### [Challenge]
Copy out all the lines where "from" shows up.

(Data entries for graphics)
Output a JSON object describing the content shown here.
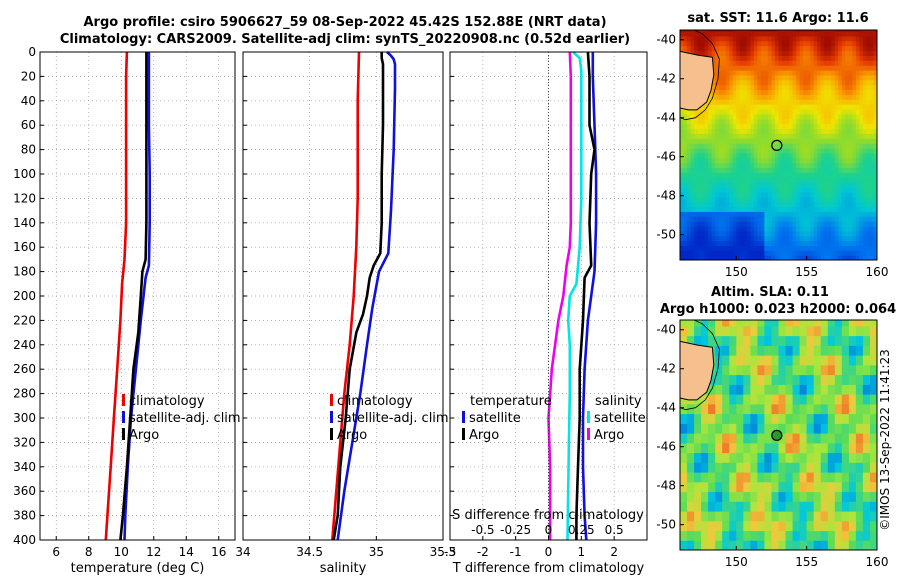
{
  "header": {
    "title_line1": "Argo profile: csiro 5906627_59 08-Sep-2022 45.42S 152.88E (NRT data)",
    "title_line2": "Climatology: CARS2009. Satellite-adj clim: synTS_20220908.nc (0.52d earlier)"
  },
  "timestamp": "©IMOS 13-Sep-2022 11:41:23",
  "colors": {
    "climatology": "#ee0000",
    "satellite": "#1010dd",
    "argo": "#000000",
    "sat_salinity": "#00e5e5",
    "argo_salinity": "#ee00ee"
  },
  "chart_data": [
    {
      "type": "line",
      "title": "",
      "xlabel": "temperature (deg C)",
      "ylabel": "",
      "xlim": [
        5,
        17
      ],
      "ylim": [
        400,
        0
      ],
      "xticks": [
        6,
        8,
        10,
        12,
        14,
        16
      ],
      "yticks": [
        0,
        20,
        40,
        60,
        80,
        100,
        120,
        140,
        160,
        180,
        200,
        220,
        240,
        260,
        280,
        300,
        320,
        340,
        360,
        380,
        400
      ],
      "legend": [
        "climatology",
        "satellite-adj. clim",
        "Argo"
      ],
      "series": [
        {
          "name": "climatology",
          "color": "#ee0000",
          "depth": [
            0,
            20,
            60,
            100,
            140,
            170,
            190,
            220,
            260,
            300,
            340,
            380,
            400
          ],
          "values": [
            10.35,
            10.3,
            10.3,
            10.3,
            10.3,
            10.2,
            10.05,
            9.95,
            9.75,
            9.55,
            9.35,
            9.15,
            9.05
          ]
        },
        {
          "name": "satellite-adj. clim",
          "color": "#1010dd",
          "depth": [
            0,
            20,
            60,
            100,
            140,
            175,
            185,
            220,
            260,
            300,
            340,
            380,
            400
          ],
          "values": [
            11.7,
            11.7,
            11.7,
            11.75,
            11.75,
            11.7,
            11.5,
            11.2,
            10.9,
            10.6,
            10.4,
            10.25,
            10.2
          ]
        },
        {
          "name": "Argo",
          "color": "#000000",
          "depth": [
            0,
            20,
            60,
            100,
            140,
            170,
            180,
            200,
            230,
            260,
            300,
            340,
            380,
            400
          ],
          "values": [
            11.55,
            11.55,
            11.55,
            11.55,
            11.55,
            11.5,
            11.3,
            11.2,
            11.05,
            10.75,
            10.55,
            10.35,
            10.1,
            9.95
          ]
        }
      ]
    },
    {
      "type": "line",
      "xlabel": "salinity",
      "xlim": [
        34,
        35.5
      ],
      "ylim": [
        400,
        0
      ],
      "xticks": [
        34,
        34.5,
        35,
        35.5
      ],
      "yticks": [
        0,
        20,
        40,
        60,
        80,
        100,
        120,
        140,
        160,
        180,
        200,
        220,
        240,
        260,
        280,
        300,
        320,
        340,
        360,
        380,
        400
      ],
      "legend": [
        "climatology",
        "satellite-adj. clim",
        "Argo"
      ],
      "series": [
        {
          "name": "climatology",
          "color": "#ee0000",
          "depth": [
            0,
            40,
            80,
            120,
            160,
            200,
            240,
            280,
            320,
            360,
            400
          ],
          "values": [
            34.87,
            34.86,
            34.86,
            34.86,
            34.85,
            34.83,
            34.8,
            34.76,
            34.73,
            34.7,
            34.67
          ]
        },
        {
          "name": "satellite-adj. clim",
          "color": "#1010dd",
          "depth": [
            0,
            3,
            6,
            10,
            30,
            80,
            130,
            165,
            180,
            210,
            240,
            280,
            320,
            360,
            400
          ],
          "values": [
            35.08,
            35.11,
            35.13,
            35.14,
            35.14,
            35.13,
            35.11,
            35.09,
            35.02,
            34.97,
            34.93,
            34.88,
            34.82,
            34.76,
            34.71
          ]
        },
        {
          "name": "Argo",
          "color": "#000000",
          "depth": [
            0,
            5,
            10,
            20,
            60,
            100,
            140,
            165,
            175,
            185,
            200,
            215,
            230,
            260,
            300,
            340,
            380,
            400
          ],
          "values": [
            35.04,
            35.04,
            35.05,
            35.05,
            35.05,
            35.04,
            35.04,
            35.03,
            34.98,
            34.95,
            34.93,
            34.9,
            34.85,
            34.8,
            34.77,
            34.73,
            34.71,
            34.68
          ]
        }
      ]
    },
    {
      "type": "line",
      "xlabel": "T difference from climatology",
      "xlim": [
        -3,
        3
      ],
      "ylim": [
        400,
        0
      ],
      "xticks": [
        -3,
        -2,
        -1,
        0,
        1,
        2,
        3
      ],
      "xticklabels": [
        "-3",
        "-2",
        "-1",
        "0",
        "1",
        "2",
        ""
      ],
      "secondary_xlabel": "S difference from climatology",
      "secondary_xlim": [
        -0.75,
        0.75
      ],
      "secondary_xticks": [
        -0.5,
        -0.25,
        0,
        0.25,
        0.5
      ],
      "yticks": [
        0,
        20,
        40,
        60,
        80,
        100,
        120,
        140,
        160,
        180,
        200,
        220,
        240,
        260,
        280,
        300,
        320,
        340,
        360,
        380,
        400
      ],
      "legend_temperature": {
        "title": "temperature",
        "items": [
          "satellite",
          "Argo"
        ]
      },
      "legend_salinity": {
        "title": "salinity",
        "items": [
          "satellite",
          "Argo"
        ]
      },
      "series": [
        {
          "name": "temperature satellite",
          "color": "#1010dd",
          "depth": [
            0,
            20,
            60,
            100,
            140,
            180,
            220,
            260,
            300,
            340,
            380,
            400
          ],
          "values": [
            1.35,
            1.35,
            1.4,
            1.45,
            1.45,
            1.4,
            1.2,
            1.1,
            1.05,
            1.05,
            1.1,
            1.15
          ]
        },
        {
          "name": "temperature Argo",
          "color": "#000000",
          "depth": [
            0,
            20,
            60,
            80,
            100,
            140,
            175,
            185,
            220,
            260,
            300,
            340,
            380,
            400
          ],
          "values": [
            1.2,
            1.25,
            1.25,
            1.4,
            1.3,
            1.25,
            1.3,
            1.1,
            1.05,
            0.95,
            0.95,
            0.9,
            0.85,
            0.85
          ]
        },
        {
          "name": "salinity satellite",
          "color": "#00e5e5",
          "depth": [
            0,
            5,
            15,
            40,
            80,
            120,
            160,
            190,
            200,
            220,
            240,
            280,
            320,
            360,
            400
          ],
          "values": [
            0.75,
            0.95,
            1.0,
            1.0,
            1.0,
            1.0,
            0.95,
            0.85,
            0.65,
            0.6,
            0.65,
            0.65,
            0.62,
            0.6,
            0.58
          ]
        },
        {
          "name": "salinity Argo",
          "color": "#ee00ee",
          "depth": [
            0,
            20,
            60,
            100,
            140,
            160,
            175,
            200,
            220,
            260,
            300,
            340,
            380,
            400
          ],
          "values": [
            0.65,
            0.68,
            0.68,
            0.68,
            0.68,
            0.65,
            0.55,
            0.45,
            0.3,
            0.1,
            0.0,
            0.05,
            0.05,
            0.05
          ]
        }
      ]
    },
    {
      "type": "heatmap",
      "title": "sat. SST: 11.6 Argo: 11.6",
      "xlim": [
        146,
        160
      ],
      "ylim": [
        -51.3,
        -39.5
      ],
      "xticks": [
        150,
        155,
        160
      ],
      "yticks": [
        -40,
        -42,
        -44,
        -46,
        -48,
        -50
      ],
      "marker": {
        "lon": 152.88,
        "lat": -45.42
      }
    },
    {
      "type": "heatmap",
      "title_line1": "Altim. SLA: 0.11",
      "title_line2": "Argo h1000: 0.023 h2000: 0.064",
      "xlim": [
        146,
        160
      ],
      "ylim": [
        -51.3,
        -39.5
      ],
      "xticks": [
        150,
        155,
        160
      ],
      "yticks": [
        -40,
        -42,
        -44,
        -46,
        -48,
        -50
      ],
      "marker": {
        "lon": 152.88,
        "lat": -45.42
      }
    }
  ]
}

### [Answer to this exercise]
      "xlabel": "T difference from climatology",
      "secondary_xlabel": "S difference from climatology",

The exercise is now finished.